→ **EXERCISE OBJECTIVE**
Locate the line that contains "Parse this screenshot: output" in the data that follows. Copy it and every subsequent line to the end, exactly, excluding pictures.

:: DATA SECTION

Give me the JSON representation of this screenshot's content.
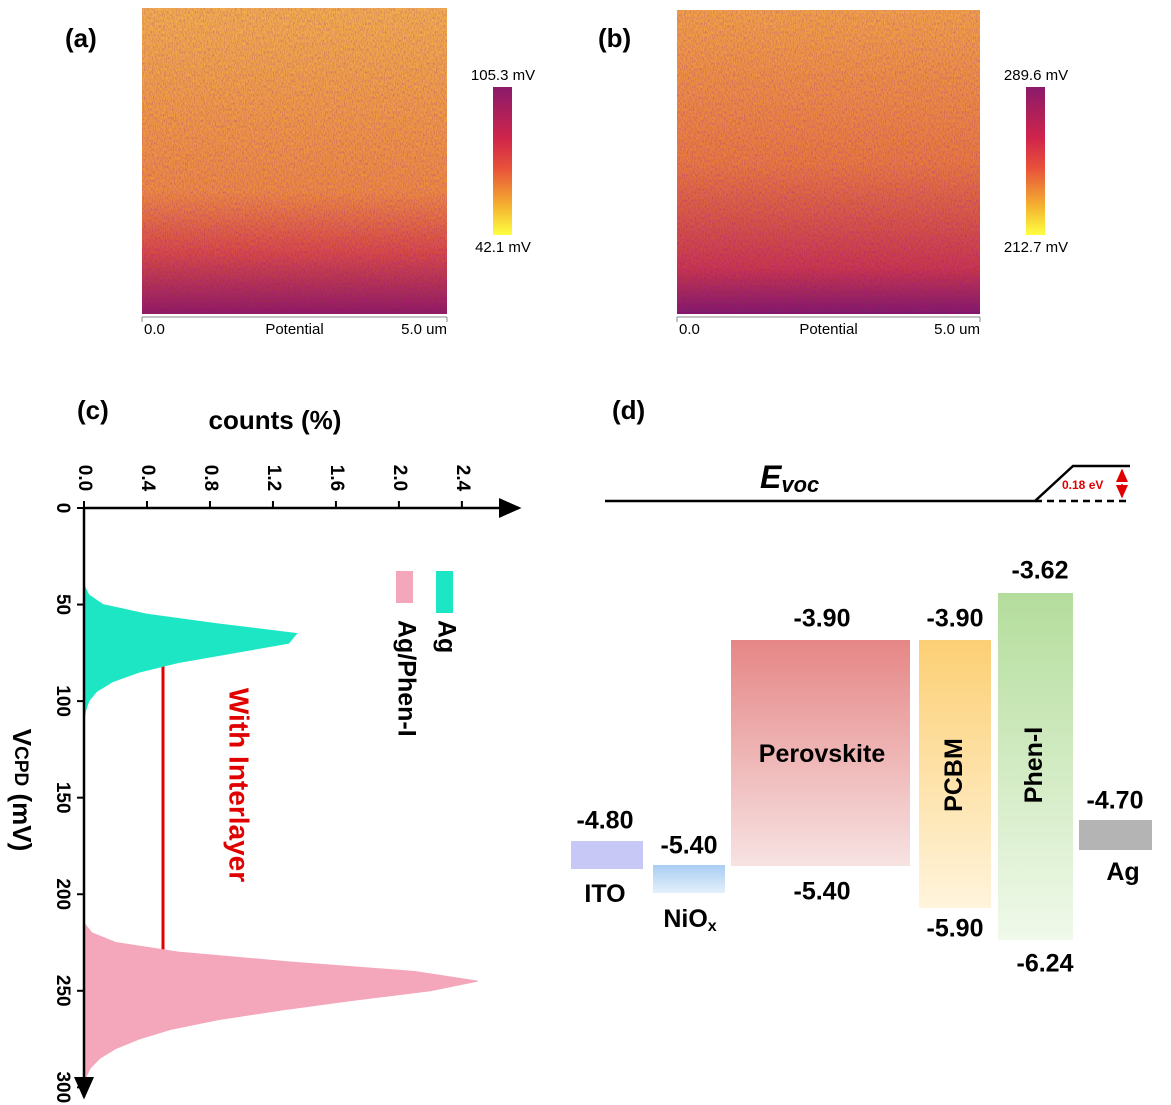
{
  "panels": [
    {
      "label": "(a)",
      "scale_max": "105.3 mV",
      "scale_min": "42.1 mV",
      "axis_start": "0.0",
      "axis_title": "Potential",
      "axis_end": "5.0 um"
    },
    {
      "label": "(b)",
      "scale_max": "289.6 mV",
      "scale_min": "212.7 mV",
      "axis_start": "0.0",
      "axis_title": "Potential",
      "axis_end": "5.0 um"
    }
  ],
  "chart_data": {
    "type": "area",
    "panel_label": "(c)",
    "x_label": "counts (%)",
    "y_label": "V",
    "y_label_sub": "CPD",
    "y_label_unit": " (mV)",
    "annotation": "With Interlayer",
    "xlim": [
      0,
      2.75
    ],
    "xticks": [
      {
        "value": 0,
        "label": "0.0"
      },
      0.4,
      {
        "value": 0.8,
        "label": "0.8"
      },
      1.2,
      1.6,
      {
        "value": 2.0,
        "label": "2.0"
      },
      2.4
    ],
    "ylim": [
      0,
      305
    ],
    "y_inverted": true,
    "yticks": [
      0,
      50,
      100,
      150,
      200,
      250,
      300
    ],
    "series": [
      {
        "name": "Ag",
        "color": "#1de6c4",
        "y": [
          40,
          45,
          50,
          55,
          60,
          65,
          70,
          75,
          80,
          85,
          90,
          95,
          100,
          105,
          110
        ],
        "values": [
          0,
          0.03,
          0.12,
          0.4,
          0.85,
          1.35,
          1.3,
          0.95,
          0.6,
          0.35,
          0.18,
          0.08,
          0.03,
          0.01,
          0
        ]
      },
      {
        "name": "Ag/Phen-I",
        "color": "#f4a6ba",
        "y": [
          215,
          220,
          225,
          230,
          235,
          240,
          245,
          250,
          255,
          260,
          265,
          270,
          275,
          280,
          285,
          290,
          295,
          300
        ],
        "values": [
          0,
          0.05,
          0.2,
          0.6,
          1.3,
          2.1,
          2.5,
          2.2,
          1.7,
          1.25,
          0.85,
          0.55,
          0.35,
          0.2,
          0.1,
          0.04,
          0.01,
          0
        ]
      }
    ]
  },
  "diagram": {
    "panel_label": "(d)",
    "level_label": "E",
    "level_label_sub": "voc",
    "offset_label": "0.18 eV",
    "layers": [
      {
        "name": "ITO",
        "top": "-4.80"
      },
      {
        "name": "NiO",
        "name_sub": "x",
        "top": "-5.40"
      },
      {
        "name": "Perovskite",
        "top": "-3.90",
        "bottom": "-5.40"
      },
      {
        "name": "PCBM",
        "top": "-3.90",
        "bottom": "-5.90"
      },
      {
        "name": "Phen-I",
        "top": "-3.62",
        "bottom": "-6.24"
      },
      {
        "name": "Ag",
        "top": "-4.70"
      }
    ]
  }
}
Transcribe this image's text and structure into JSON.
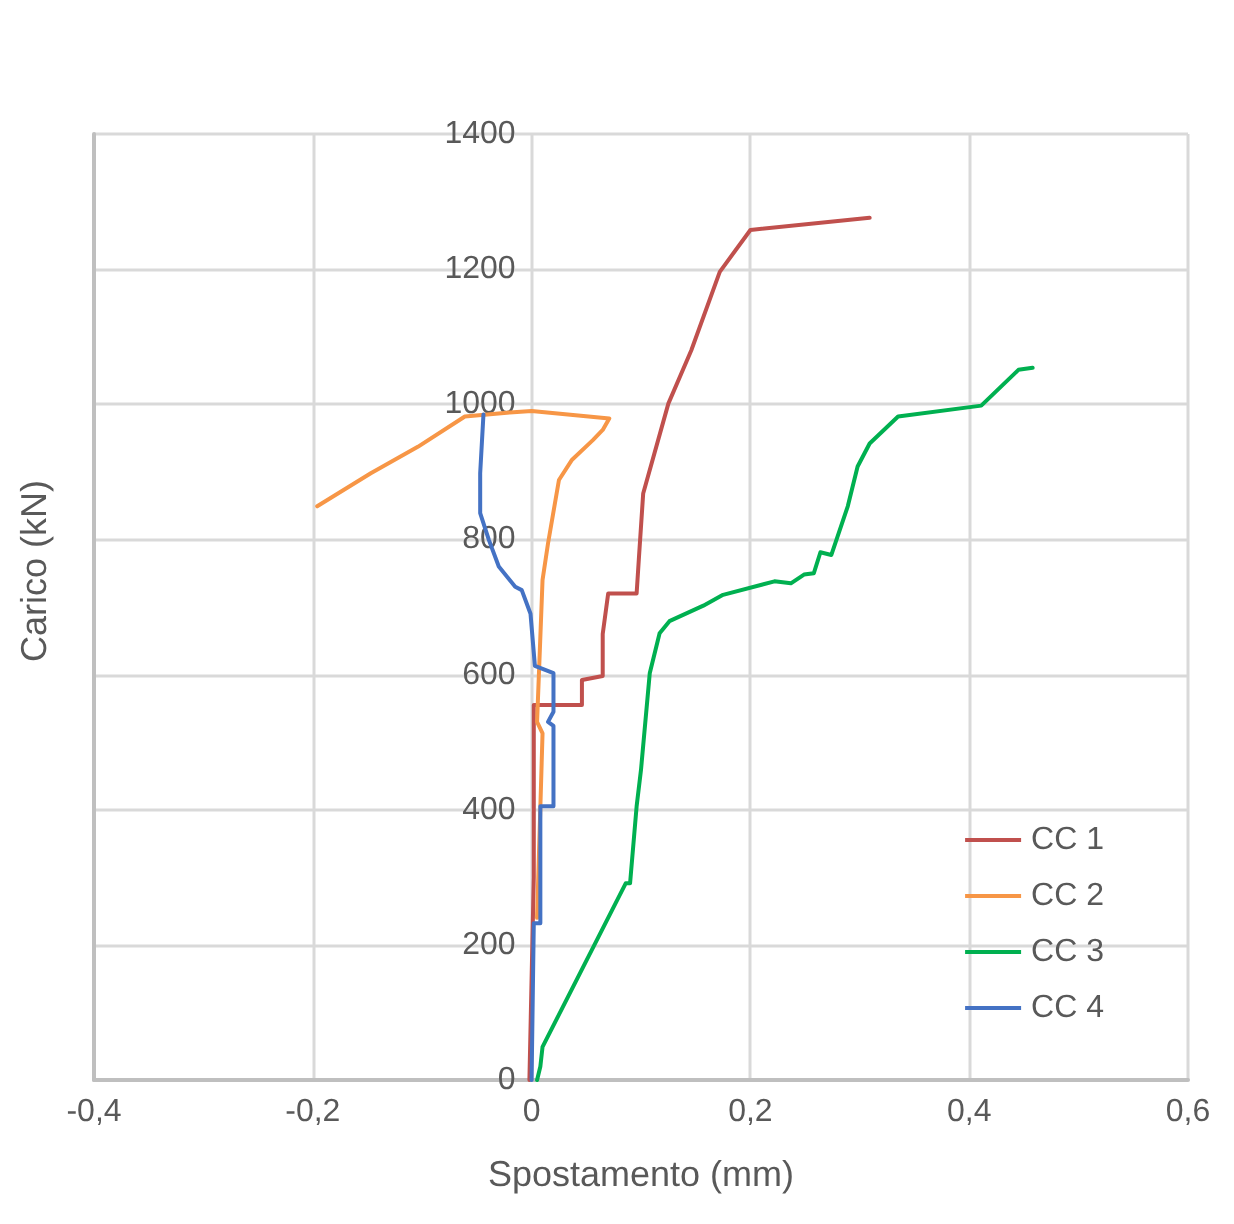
{
  "chart_data": {
    "type": "line",
    "xlabel": "Spostamento (mm)",
    "ylabel": "Carico (kN)",
    "xlim": [
      -0.4,
      0.6
    ],
    "xticks": [
      {
        "value": -0.4,
        "label": "-0,4"
      },
      {
        "value": -0.2,
        "label": "-0,2"
      },
      {
        "value": 0,
        "label": "0"
      },
      {
        "value": 0.2,
        "label": "0,2"
      },
      {
        "value": 0.4,
        "label": "0,4"
      },
      {
        "value": 0.6,
        "label": "0,6"
      }
    ],
    "ylim": [
      0,
      1400
    ],
    "yticks": [
      0,
      200,
      400,
      600,
      800,
      1000,
      1200,
      1400
    ],
    "grid": true,
    "legend": "bottom right",
    "marker": "none",
    "line_style": "solid",
    "series": [
      {
        "name": "CC 1",
        "color": "#c0504d",
        "x": [
          -0.002,
          0.002,
          0.002,
          0.046,
          0.046,
          0.065,
          0.065,
          0.07,
          0.096,
          0.098,
          0.102,
          0.125,
          0.146,
          0.172,
          0.2,
          0.309
        ],
        "values": [
          0,
          300,
          555,
          555,
          592,
          598,
          660,
          720,
          720,
          770,
          868,
          1001,
          1080,
          1196,
          1258,
          1276
        ]
      },
      {
        "name": "CC 2",
        "color": "#f79646",
        "x": [
          0.005,
          0.01,
          0.005,
          0.01,
          0.015,
          0.025,
          0.037,
          0.056,
          0.065,
          0.071,
          0,
          -0.02,
          -0.061,
          -0.104,
          -0.147,
          -0.196
        ],
        "values": [
          240,
          513,
          530,
          740,
          794,
          888,
          918,
          947,
          962,
          979,
          990,
          988,
          982,
          937,
          898,
          849
        ]
      },
      {
        "name": "CC 3",
        "color": "#00b050",
        "x": [
          0.005,
          0.008,
          0.01,
          0.086,
          0.09,
          0.096,
          0.1,
          0.108,
          0.117,
          0.126,
          0.157,
          0.175,
          0.222,
          0.237,
          0.249,
          0.258,
          0.264,
          0.274,
          0.289,
          0.298,
          0.309,
          0.335,
          0.411,
          0.445,
          0.458
        ],
        "values": [
          0,
          20,
          49,
          291,
          291,
          405,
          459,
          602,
          661,
          679,
          702,
          718,
          738,
          735,
          748,
          750,
          781,
          777,
          849,
          908,
          942,
          982,
          998,
          1051,
          1054
        ]
      },
      {
        "name": "CC 4",
        "color": "#4472c4",
        "x": [
          0,
          0.002,
          0.008,
          0.008,
          0.02,
          0.02,
          0.015,
          0.02,
          0.02,
          0.003,
          -0.001,
          -0.009,
          -0.015,
          -0.03,
          -0.039,
          -0.047,
          -0.047,
          -0.044
        ],
        "values": [
          0,
          232,
          232,
          405,
          405,
          524,
          530,
          545,
          602,
          613,
          690,
          725,
          730,
          760,
          799,
          839,
          898,
          985
        ]
      }
    ]
  }
}
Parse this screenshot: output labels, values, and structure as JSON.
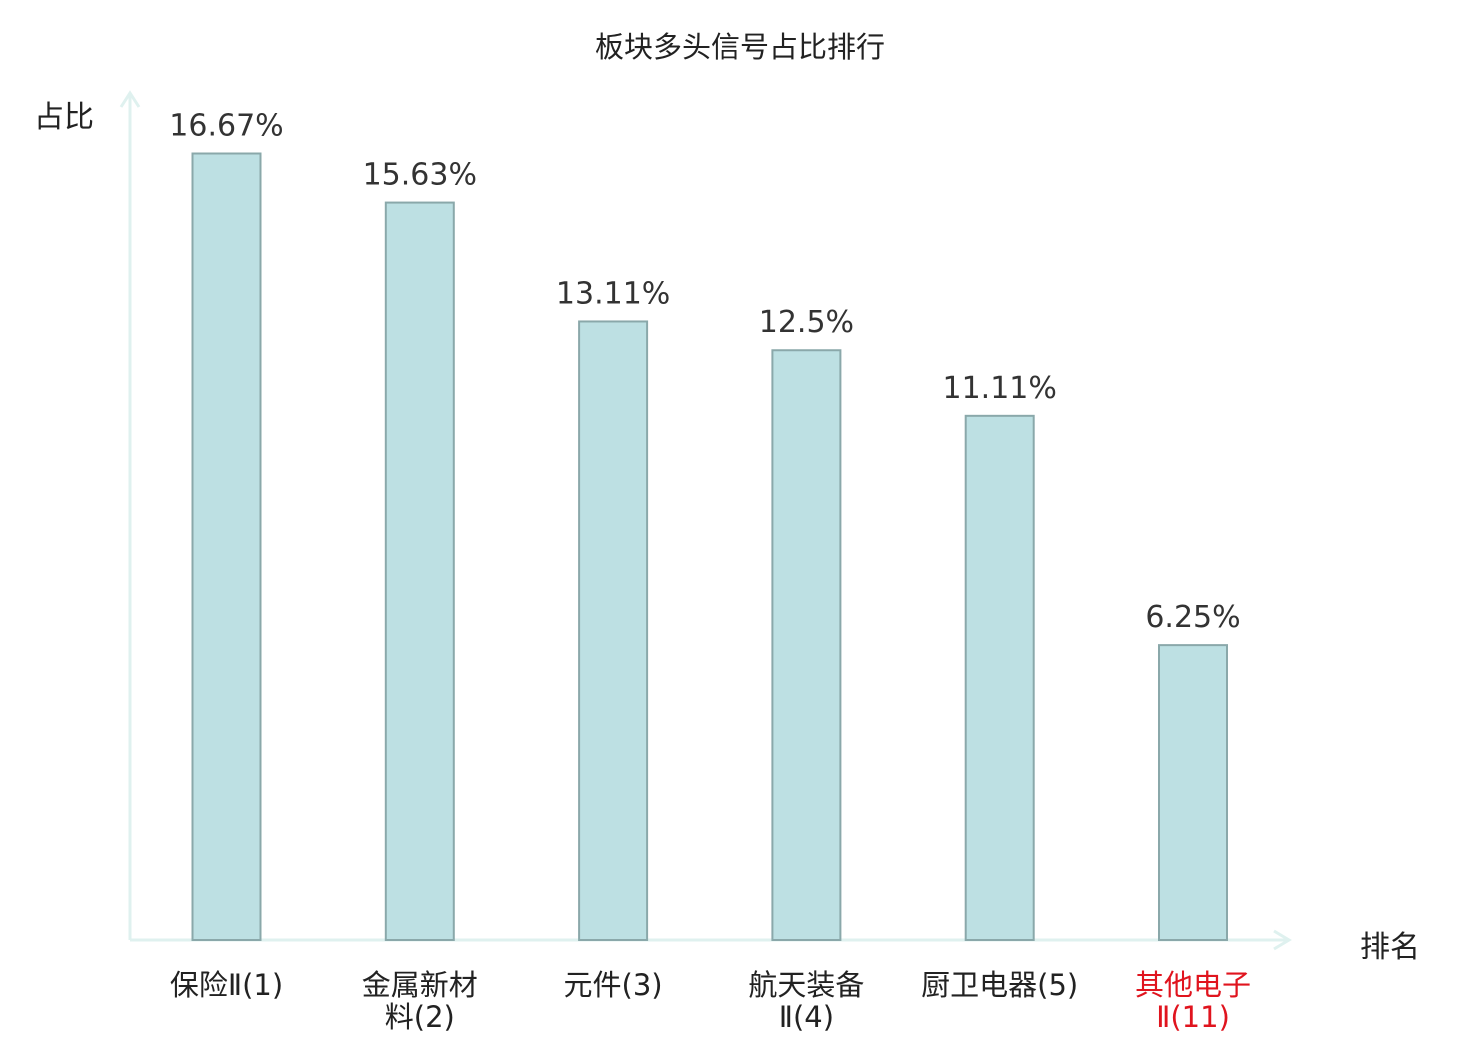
{
  "chart_data": {
    "type": "bar",
    "title": "板块多头信号占比排行",
    "ylabel": "占比",
    "xlabel": "排名",
    "categories": [
      [
        "保险Ⅱ(1)"
      ],
      [
        "金属新材",
        "料(2)"
      ],
      [
        "元件(3)"
      ],
      [
        "航天装备",
        "Ⅱ(4)"
      ],
      [
        "厨卫电器(5)"
      ],
      [
        "其他电子",
        "Ⅱ(11)"
      ]
    ],
    "values": [
      16.67,
      15.63,
      13.11,
      12.5,
      11.11,
      6.25
    ],
    "value_labels": [
      "16.67%",
      "15.63%",
      "13.11%",
      "12.5%",
      "11.11%",
      "6.25%"
    ],
    "highlighted_index": 5,
    "ylim": [
      0,
      18.5
    ],
    "grid": false,
    "legend": "none"
  },
  "colors": {
    "bar_fill": "#bde0e3",
    "bar_stroke": "#8aa8aa",
    "axis": "#dff1ef",
    "text": "#222222",
    "value_label": "#333333",
    "highlight_text": "#e0141e"
  }
}
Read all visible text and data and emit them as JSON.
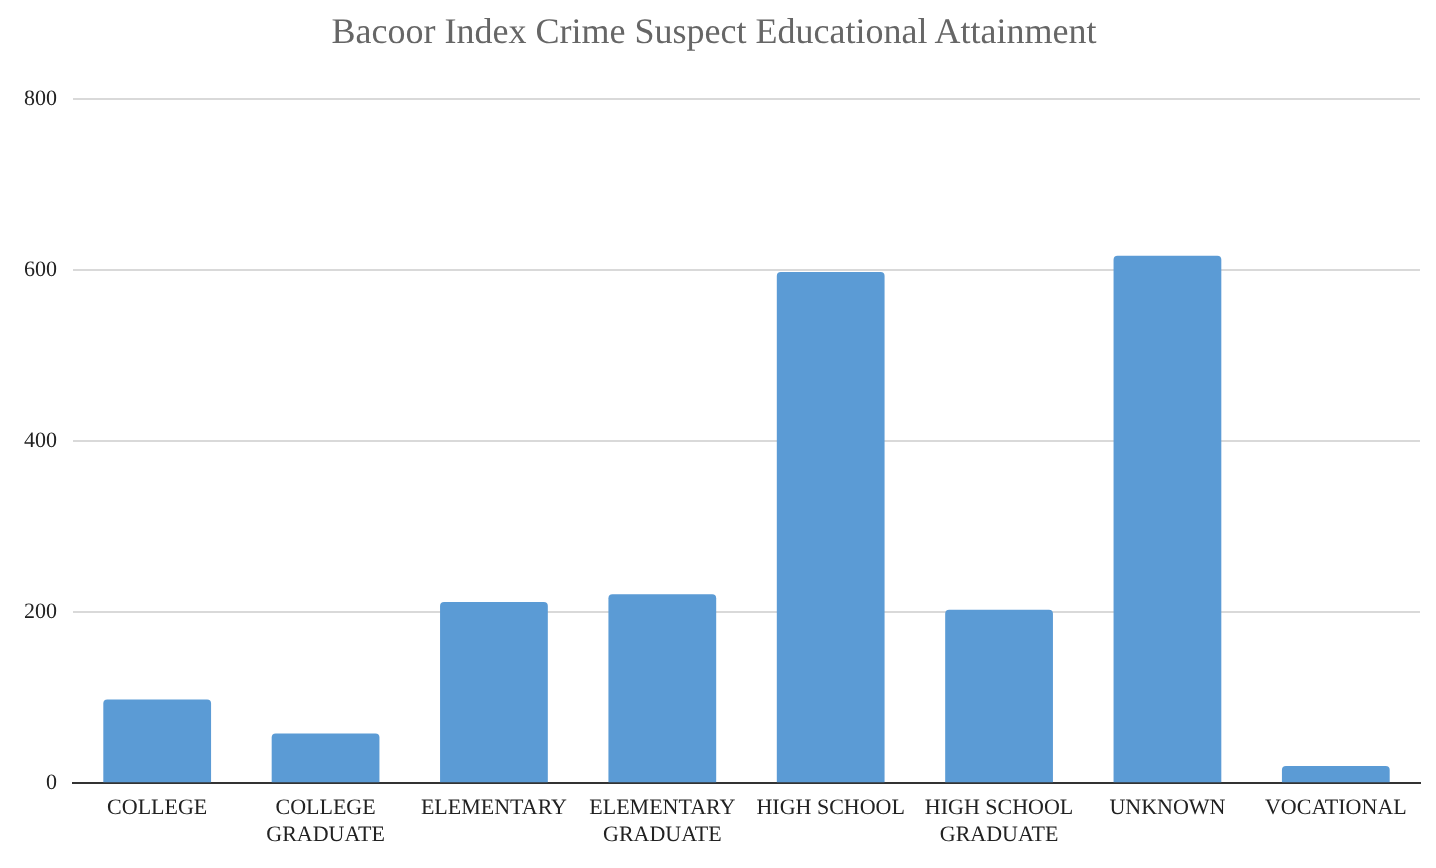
{
  "chart_data": {
    "type": "bar",
    "title": "Bacoor Index Crime Suspect Educational Attainment",
    "categories": [
      "COLLEGE",
      "COLLEGE GRADUATE",
      "ELEMENTARY",
      "ELEMENTARY GRADUATE",
      "HIGH SCHOOL",
      "HIGH SCHOOL GRADUATE",
      "UNKNOWN",
      "VOCATIONAL"
    ],
    "values": [
      98,
      58,
      212,
      221,
      598,
      203,
      617,
      20
    ],
    "color": "#5b9bd5",
    "ylim": [
      0,
      800
    ],
    "yticks": [
      0,
      200,
      400,
      600,
      800
    ],
    "grid": "y",
    "legend": false
  }
}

::::

→ **FULL RESPONSE**
Parse this screenshot: output labels, values, and structure as JSON.
{
  "chart_data": {
    "type": "bar",
    "title": "板块多头信号占比排行",
    "ylabel": "占比",
    "xlabel": "排名",
    "categories": [
      [
        "保险Ⅱ(1)"
      ],
      [
        "金属新材",
        "料(2)"
      ],
      [
        "元件(3)"
      ],
      [
        "航天装备",
        "Ⅱ(4)"
      ],
      [
        "厨卫电器(5)"
      ],
      [
        "其他电子",
        "Ⅱ(11)"
      ]
    ],
    "values": [
      16.67,
      15.63,
      13.11,
      12.5,
      11.11,
      6.25
    ],
    "value_labels": [
      "16.67%",
      "15.63%",
      "13.11%",
      "12.5%",
      "11.11%",
      "6.25%"
    ],
    "highlighted_index": 5,
    "ylim": [
      0,
      18.5
    ],
    "grid": false,
    "legend": "none"
  },
  "colors": {
    "bar_fill": "#bde0e3",
    "bar_stroke": "#8aa8aa",
    "axis": "#dff1ef",
    "text": "#222222",
    "value_label": "#333333",
    "highlight_text": "#e0141e"
  }
}
Read all visible text and data and emit them as JSON.
{
  "chart_data": {
    "type": "bar",
    "title": "Bacoor Index Crime Suspect Educational Attainment",
    "categories": [
      "COLLEGE",
      "COLLEGE GRADUATE",
      "ELEMENTARY",
      "ELEMENTARY GRADUATE",
      "HIGH SCHOOL",
      "HIGH SCHOOL GRADUATE",
      "UNKNOWN",
      "VOCATIONAL"
    ],
    "values": [
      98,
      58,
      212,
      221,
      598,
      203,
      617,
      20
    ],
    "color": "#5b9bd5",
    "ylim": [
      0,
      800
    ],
    "yticks": [
      0,
      200,
      400,
      600,
      800
    ],
    "grid": "y",
    "legend": false
  }
}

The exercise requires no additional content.